* Start *

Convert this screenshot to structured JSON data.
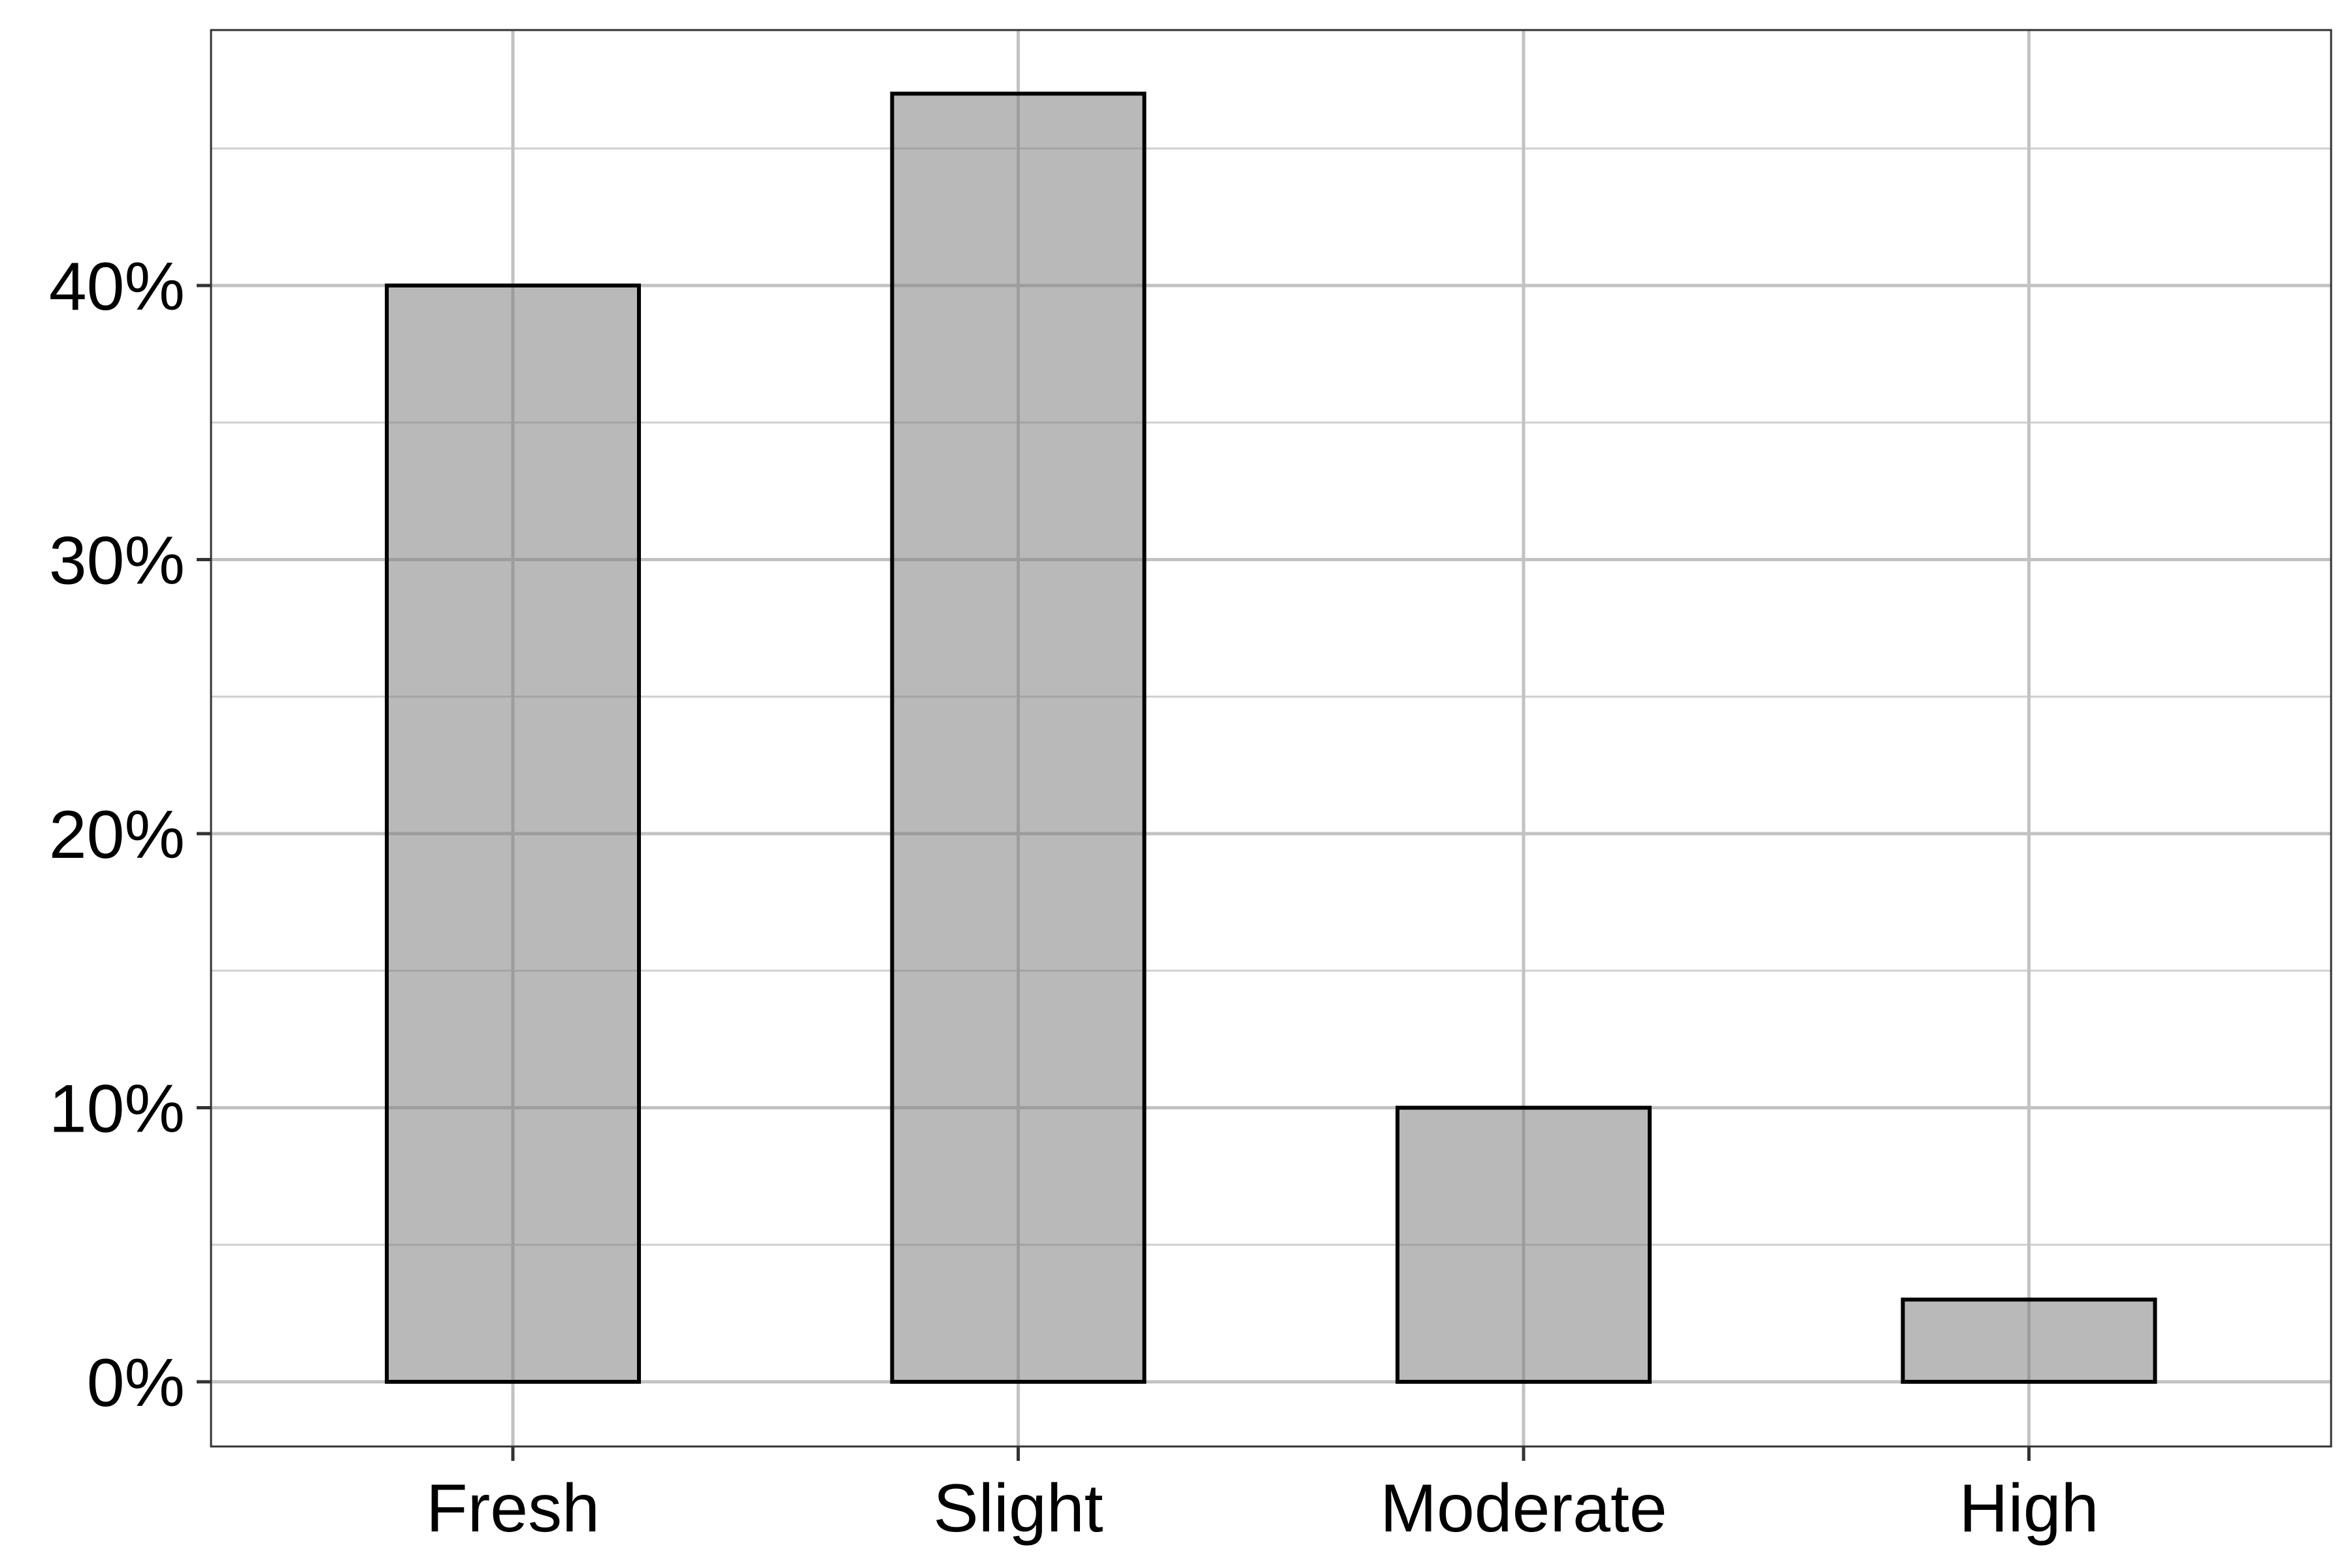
{
  "chart_data": {
    "type": "bar",
    "title": "",
    "xlabel": "",
    "ylabel": "",
    "categories": [
      "Fresh",
      "Slight",
      "Moderate",
      "High"
    ],
    "values": [
      40,
      47,
      10,
      3
    ],
    "value_unit": "%",
    "ylim": [
      0,
      50
    ],
    "y_ticks": [
      0,
      10,
      20,
      30,
      40
    ],
    "y_tick_labels": [
      "0%",
      "10%",
      "20%",
      "30%",
      "40%"
    ],
    "grid": true,
    "legend": "none",
    "colors": {
      "bar_fill": "#808080",
      "bar_outline": "#000000",
      "grid": "#c2c2c2",
      "background": "#ffffff"
    }
  }
}
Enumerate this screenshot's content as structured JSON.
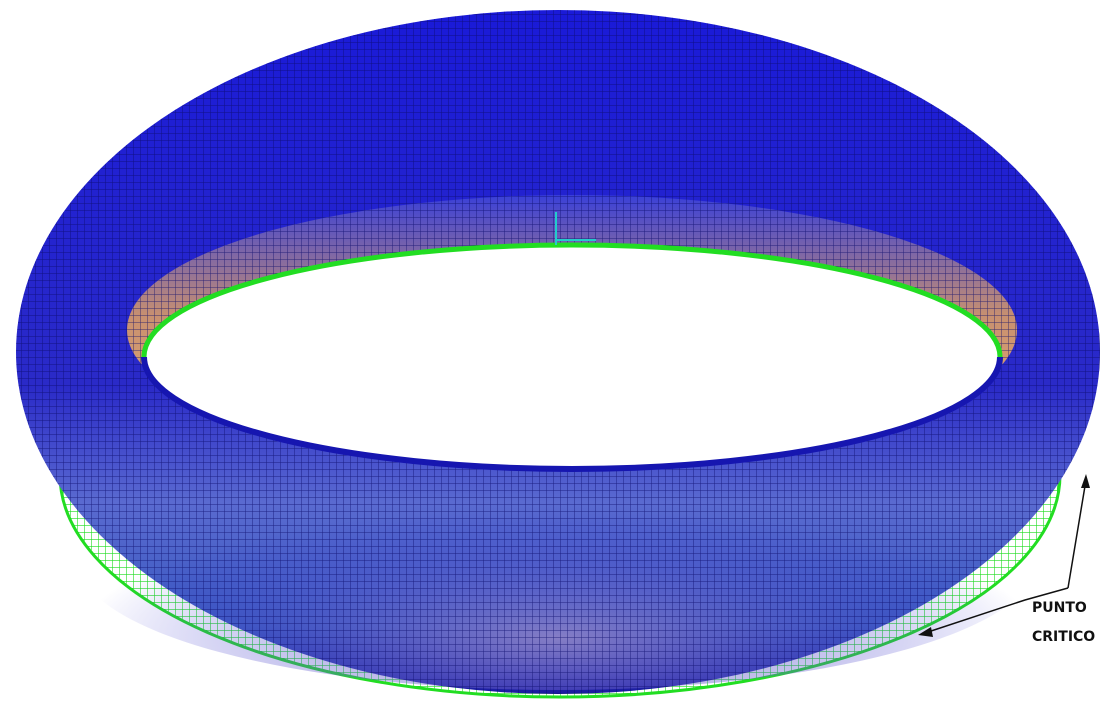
{
  "annotation": {
    "lines": [
      "PUNTO",
      "CRITICO"
    ]
  }
}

* End *

What the task asks - Copy out each line exactly, without the pictures.

Exercise output -
Convert this screenshot to structured JSON data.
{
  "chart_data": {
    "type": "bar",
    "title": "",
    "xlabel": "",
    "ylabel": "",
    "categories": [
      "Fresh",
      "Slight",
      "Moderate",
      "High"
    ],
    "values": [
      40,
      47,
      10,
      3
    ],
    "value_unit": "%",
    "ylim": [
      0,
      50
    ],
    "y_ticks": [
      0,
      10,
      20,
      30,
      40
    ],
    "y_tick_labels": [
      "0%",
      "10%",
      "20%",
      "30%",
      "40%"
    ],
    "grid": true,
    "legend": "none",
    "colors": {
      "bar_fill": "#808080",
      "bar_outline": "#000000",
      "grid": "#c2c2c2",
      "background": "#ffffff"
    }
  }
}
Enumerate this screenshot's content as structured JSON.
{
  "annotation": {
    "lines": [
      "PUNTO",
      "CRITICO"
    ]
  }
}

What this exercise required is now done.